PROBLEM STATEMENT:
Work out how many lines in the entries below include the word "sdkconfig". Give nothing but the number.

Collected data entries

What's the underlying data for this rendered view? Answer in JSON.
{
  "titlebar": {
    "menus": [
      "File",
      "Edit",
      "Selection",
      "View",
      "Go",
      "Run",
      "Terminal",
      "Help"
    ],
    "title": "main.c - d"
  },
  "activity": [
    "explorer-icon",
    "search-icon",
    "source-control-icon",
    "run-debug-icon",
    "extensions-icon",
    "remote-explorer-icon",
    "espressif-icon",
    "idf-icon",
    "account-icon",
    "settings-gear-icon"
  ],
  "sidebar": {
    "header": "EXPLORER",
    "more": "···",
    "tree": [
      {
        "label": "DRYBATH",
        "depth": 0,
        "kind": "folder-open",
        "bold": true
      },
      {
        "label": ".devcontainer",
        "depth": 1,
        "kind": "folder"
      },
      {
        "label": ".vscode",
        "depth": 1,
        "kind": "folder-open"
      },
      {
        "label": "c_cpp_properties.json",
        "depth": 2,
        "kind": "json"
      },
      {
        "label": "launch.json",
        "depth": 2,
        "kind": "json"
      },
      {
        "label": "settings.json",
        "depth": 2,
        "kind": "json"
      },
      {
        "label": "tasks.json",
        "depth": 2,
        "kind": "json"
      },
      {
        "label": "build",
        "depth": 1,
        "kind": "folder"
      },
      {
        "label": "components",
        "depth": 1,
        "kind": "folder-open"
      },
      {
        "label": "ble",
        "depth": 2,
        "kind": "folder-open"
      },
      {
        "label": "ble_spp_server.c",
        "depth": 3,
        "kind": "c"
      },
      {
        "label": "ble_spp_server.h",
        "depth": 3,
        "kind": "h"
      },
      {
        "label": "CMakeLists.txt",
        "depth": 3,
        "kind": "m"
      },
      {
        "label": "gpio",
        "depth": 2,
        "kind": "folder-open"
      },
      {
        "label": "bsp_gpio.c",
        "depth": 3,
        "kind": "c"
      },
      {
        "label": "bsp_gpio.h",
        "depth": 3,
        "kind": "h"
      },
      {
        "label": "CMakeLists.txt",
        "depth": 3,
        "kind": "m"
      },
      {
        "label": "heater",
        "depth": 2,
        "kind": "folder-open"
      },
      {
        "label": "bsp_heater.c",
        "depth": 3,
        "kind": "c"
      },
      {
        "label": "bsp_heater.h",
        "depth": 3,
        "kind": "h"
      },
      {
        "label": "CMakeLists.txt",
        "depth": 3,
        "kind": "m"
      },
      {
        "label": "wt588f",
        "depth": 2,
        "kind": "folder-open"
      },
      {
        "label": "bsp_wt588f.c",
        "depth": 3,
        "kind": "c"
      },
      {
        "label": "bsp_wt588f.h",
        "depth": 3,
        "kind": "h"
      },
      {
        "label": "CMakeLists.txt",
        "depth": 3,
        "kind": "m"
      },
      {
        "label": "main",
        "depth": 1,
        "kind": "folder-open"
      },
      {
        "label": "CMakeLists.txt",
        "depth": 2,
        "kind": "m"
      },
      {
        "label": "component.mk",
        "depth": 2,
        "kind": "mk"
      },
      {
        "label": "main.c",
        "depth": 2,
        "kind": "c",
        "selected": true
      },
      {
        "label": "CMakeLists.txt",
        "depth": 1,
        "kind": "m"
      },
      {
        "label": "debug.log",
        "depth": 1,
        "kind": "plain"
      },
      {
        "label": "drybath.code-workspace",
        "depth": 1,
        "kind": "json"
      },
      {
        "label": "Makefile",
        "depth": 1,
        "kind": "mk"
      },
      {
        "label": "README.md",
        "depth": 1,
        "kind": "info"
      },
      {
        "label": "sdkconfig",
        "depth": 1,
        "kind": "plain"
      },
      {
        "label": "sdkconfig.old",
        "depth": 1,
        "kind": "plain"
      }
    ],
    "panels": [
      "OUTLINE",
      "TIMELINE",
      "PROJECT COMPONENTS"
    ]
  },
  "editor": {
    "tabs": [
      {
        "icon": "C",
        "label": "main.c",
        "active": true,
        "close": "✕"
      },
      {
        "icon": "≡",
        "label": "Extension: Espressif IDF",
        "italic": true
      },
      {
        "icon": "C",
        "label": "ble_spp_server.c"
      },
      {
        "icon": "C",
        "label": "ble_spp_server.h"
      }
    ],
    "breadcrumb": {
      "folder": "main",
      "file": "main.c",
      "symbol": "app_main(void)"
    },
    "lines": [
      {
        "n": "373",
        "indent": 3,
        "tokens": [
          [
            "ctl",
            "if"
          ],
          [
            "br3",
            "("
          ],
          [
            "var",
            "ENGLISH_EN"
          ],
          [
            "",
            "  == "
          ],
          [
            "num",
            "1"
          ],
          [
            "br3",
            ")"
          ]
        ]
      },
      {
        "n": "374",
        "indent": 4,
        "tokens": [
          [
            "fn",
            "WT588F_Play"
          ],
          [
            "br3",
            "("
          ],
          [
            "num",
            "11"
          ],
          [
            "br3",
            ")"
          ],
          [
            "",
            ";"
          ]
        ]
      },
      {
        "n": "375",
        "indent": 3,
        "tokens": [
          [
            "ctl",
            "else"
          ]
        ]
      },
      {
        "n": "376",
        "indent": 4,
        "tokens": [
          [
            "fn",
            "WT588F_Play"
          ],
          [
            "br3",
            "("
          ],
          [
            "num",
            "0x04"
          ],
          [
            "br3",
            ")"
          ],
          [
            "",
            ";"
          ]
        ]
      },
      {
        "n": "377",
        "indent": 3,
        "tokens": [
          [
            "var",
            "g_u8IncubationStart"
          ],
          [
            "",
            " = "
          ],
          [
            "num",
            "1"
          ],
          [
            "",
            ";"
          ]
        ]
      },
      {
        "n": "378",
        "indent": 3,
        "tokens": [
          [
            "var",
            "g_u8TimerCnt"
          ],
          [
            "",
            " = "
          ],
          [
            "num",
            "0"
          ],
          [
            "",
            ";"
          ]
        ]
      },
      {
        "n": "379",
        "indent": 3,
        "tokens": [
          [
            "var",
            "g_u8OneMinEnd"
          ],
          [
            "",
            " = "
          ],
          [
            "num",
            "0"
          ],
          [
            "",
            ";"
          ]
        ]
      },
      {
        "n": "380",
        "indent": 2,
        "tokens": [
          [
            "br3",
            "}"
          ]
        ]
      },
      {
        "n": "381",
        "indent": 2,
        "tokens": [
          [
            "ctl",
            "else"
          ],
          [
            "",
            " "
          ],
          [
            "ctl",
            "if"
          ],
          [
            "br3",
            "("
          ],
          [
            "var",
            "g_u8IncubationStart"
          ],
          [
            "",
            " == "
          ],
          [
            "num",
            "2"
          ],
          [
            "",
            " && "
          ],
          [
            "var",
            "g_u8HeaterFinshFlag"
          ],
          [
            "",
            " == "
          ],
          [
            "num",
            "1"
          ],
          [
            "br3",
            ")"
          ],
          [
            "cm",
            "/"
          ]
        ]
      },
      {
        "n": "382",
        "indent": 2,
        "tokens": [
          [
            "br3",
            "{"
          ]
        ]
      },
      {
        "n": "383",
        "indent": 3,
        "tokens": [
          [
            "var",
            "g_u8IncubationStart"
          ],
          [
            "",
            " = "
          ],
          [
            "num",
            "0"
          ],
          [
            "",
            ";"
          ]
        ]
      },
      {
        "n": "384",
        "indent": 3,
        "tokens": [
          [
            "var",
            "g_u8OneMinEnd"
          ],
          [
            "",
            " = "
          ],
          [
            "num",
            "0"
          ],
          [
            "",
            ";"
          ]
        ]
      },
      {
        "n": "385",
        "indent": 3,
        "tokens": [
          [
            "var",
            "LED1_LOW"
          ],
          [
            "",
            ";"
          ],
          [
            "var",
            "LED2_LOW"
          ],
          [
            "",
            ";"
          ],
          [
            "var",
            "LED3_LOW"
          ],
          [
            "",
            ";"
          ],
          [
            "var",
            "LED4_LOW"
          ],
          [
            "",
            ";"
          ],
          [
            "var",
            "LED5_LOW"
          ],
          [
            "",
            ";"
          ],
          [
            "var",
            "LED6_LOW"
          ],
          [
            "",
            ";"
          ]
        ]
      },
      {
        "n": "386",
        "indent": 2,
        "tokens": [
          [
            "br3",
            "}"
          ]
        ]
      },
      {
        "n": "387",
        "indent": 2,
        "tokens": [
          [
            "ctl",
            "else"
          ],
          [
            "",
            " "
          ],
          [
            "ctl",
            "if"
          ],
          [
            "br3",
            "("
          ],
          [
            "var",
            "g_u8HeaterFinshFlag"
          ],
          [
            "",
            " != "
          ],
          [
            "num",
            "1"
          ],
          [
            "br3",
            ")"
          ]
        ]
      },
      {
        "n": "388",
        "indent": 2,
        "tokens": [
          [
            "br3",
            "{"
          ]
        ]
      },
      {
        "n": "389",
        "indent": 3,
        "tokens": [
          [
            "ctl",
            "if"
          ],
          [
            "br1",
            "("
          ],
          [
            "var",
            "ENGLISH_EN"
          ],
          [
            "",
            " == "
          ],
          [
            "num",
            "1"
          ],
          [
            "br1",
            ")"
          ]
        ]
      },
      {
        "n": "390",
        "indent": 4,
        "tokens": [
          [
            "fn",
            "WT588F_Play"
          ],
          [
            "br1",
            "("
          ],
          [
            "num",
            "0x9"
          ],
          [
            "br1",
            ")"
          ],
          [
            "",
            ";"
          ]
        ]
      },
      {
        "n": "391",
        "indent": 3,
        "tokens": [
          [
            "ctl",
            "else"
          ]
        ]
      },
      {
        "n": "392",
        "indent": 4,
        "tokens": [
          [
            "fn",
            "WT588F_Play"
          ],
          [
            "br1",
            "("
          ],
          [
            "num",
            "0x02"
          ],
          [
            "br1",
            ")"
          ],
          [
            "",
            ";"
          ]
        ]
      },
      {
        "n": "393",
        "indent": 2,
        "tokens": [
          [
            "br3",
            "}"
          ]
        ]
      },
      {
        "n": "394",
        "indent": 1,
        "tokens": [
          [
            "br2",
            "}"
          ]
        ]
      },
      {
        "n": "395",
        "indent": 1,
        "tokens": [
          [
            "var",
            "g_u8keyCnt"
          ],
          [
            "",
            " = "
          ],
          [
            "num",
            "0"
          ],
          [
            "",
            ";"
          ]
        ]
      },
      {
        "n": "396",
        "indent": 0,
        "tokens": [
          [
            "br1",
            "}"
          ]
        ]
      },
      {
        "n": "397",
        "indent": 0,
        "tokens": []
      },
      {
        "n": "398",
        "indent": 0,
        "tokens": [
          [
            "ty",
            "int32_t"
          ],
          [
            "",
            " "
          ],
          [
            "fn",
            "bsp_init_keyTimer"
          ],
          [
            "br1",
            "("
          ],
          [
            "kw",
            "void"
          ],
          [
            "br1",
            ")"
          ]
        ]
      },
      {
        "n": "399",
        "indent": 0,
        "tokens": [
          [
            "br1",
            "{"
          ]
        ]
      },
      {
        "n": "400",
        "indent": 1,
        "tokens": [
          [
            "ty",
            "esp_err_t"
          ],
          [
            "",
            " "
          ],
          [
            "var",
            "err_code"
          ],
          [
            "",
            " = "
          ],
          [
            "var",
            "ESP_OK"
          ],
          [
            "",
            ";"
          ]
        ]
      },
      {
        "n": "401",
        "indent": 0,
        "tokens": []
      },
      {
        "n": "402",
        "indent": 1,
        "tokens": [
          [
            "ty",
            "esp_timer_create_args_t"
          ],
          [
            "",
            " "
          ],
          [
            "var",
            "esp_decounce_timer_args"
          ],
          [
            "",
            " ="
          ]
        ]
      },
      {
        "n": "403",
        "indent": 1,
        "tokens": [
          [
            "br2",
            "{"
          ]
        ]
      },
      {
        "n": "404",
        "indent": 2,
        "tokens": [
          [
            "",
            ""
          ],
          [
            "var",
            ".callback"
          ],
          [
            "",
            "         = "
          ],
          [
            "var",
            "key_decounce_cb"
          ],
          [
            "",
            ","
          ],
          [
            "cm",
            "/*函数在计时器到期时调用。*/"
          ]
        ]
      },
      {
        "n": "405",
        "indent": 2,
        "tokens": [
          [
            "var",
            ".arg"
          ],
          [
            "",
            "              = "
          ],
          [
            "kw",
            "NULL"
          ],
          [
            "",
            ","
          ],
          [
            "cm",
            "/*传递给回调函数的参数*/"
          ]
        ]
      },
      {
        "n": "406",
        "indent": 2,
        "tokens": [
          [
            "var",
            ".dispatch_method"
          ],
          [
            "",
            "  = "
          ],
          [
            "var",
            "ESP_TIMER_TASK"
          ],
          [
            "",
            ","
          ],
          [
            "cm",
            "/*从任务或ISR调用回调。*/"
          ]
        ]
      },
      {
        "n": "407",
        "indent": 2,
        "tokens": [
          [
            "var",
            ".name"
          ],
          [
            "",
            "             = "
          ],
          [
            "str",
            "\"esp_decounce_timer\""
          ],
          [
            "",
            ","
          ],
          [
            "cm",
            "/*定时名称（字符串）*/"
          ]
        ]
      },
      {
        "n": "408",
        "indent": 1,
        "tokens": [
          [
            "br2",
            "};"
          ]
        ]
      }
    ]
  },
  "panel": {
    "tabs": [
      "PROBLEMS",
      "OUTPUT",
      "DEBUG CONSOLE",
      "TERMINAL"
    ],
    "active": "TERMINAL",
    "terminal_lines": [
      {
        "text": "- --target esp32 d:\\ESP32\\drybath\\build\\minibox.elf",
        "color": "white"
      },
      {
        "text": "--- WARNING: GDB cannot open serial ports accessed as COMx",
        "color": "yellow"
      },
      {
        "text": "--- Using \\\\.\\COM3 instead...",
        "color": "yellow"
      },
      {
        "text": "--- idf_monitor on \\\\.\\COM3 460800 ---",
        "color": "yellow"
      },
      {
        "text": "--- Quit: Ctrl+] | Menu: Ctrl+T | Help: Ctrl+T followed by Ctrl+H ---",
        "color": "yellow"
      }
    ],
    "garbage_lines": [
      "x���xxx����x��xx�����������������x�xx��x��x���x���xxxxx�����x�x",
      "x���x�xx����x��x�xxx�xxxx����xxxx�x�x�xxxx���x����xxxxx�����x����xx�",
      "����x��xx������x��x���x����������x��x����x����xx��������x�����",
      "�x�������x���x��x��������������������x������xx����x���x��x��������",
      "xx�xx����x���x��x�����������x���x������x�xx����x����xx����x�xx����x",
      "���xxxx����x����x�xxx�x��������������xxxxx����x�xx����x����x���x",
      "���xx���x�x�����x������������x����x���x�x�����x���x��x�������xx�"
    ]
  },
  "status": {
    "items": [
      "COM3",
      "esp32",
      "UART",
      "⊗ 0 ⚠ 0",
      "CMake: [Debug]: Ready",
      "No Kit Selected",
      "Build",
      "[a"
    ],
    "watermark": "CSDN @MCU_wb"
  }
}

RESULT FOR THIS TASK:
2